→ **PROBLEM DESCRIPTION**
Your task is to extract every line from the material below exactly.

*** RECORDED DATA ***

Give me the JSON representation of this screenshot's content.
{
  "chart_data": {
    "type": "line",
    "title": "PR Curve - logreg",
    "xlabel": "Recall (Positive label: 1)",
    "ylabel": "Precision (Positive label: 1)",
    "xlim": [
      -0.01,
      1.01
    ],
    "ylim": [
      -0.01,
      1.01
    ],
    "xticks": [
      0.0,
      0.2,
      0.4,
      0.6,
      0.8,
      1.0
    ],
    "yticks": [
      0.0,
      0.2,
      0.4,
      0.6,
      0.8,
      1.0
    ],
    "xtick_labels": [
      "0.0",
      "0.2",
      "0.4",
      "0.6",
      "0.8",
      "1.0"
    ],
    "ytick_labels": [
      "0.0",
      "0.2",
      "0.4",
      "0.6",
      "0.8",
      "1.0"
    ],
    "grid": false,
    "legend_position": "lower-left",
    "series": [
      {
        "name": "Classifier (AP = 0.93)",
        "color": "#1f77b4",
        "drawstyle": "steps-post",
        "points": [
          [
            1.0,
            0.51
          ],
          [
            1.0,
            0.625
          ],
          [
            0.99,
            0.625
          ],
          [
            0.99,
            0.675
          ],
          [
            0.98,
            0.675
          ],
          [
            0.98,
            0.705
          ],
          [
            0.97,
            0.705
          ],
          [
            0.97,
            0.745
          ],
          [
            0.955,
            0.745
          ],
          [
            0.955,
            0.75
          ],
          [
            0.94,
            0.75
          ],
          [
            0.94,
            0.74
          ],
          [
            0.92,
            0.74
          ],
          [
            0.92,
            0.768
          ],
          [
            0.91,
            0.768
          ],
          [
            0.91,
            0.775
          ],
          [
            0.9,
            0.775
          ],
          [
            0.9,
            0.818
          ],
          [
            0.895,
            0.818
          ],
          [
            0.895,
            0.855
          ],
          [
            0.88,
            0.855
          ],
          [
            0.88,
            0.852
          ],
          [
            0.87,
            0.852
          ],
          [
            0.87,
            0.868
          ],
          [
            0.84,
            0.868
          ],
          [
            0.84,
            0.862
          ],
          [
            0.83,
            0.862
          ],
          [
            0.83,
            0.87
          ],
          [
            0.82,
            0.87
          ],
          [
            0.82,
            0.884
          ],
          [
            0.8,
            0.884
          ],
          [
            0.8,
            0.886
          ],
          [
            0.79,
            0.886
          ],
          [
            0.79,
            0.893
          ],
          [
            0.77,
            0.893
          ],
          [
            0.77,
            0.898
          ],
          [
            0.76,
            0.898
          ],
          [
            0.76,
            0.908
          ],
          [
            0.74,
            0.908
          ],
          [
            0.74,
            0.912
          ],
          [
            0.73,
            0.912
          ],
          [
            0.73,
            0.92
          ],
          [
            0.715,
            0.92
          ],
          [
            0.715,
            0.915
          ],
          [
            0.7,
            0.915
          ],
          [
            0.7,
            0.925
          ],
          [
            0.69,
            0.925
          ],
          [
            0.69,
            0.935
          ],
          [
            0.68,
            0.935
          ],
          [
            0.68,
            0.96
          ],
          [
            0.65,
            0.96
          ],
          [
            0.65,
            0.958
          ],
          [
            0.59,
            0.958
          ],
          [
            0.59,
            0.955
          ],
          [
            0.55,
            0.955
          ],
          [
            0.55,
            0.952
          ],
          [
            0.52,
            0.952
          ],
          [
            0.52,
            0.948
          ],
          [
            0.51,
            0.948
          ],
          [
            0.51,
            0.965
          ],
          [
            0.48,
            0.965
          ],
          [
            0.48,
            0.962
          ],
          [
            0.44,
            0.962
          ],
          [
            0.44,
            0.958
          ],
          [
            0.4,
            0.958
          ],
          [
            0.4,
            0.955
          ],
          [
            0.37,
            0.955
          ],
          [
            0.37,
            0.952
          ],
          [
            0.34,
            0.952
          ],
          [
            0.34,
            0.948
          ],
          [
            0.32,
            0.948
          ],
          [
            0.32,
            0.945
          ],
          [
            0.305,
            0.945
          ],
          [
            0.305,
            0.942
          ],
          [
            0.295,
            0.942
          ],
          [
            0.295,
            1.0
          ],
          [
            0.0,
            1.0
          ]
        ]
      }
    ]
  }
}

***

→ **TASK OUTPUT**
Give me the JSON representation of this screenshot's content.
{
  "chart_data": {
    "type": "line",
    "title": "PR Curve - logreg",
    "xlabel": "Recall (Positive label: 1)",
    "ylabel": "Precision (Positive label: 1)",
    "xlim": [
      -0.01,
      1.01
    ],
    "ylim": [
      -0.01,
      1.01
    ],
    "xticks": [
      0.0,
      0.2,
      0.4,
      0.6,
      0.8,
      1.0
    ],
    "yticks": [
      0.0,
      0.2,
      0.4,
      0.6,
      0.8,
      1.0
    ],
    "xtick_labels": [
      "0.0",
      "0.2",
      "0.4",
      "0.6",
      "0.8",
      "1.0"
    ],
    "ytick_labels": [
      "0.0",
      "0.2",
      "0.4",
      "0.6",
      "0.8",
      "1.0"
    ],
    "grid": false,
    "legend_position": "lower-left",
    "series": [
      {
        "name": "Classifier (AP = 0.93)",
        "color": "#1f77b4",
        "drawstyle": "steps-post",
        "points": [
          [
            1.0,
            0.51
          ],
          [
            1.0,
            0.625
          ],
          [
            0.99,
            0.625
          ],
          [
            0.99,
            0.675
          ],
          [
            0.98,
            0.675
          ],
          [
            0.98,
            0.705
          ],
          [
            0.97,
            0.705
          ],
          [
            0.97,
            0.745
          ],
          [
            0.955,
            0.745
          ],
          [
            0.955,
            0.75
          ],
          [
            0.94,
            0.75
          ],
          [
            0.94,
            0.74
          ],
          [
            0.92,
            0.74
          ],
          [
            0.92,
            0.768
          ],
          [
            0.91,
            0.768
          ],
          [
            0.91,
            0.775
          ],
          [
            0.9,
            0.775
          ],
          [
            0.9,
            0.818
          ],
          [
            0.895,
            0.818
          ],
          [
            0.895,
            0.855
          ],
          [
            0.88,
            0.855
          ],
          [
            0.88,
            0.852
          ],
          [
            0.87,
            0.852
          ],
          [
            0.87,
            0.868
          ],
          [
            0.84,
            0.868
          ],
          [
            0.84,
            0.862
          ],
          [
            0.83,
            0.862
          ],
          [
            0.83,
            0.87
          ],
          [
            0.82,
            0.87
          ],
          [
            0.82,
            0.884
          ],
          [
            0.8,
            0.884
          ],
          [
            0.8,
            0.886
          ],
          [
            0.79,
            0.886
          ],
          [
            0.79,
            0.893
          ],
          [
            0.77,
            0.893
          ],
          [
            0.77,
            0.898
          ],
          [
            0.76,
            0.898
          ],
          [
            0.76,
            0.908
          ],
          [
            0.74,
            0.908
          ],
          [
            0.74,
            0.912
          ],
          [
            0.73,
            0.912
          ],
          [
            0.73,
            0.92
          ],
          [
            0.715,
            0.92
          ],
          [
            0.715,
            0.915
          ],
          [
            0.7,
            0.915
          ],
          [
            0.7,
            0.925
          ],
          [
            0.69,
            0.925
          ],
          [
            0.69,
            0.935
          ],
          [
            0.68,
            0.935
          ],
          [
            0.68,
            0.96
          ],
          [
            0.65,
            0.96
          ],
          [
            0.65,
            0.958
          ],
          [
            0.59,
            0.958
          ],
          [
            0.59,
            0.955
          ],
          [
            0.55,
            0.955
          ],
          [
            0.55,
            0.952
          ],
          [
            0.52,
            0.952
          ],
          [
            0.52,
            0.948
          ],
          [
            0.51,
            0.948
          ],
          [
            0.51,
            0.965
          ],
          [
            0.48,
            0.965
          ],
          [
            0.48,
            0.962
          ],
          [
            0.44,
            0.962
          ],
          [
            0.44,
            0.958
          ],
          [
            0.4,
            0.958
          ],
          [
            0.4,
            0.955
          ],
          [
            0.37,
            0.955
          ],
          [
            0.37,
            0.952
          ],
          [
            0.34,
            0.952
          ],
          [
            0.34,
            0.948
          ],
          [
            0.32,
            0.948
          ],
          [
            0.32,
            0.945
          ],
          [
            0.305,
            0.945
          ],
          [
            0.305,
            0.942
          ],
          [
            0.295,
            0.942
          ],
          [
            0.295,
            1.0
          ],
          [
            0.0,
            1.0
          ]
        ]
      }
    ]
  }
}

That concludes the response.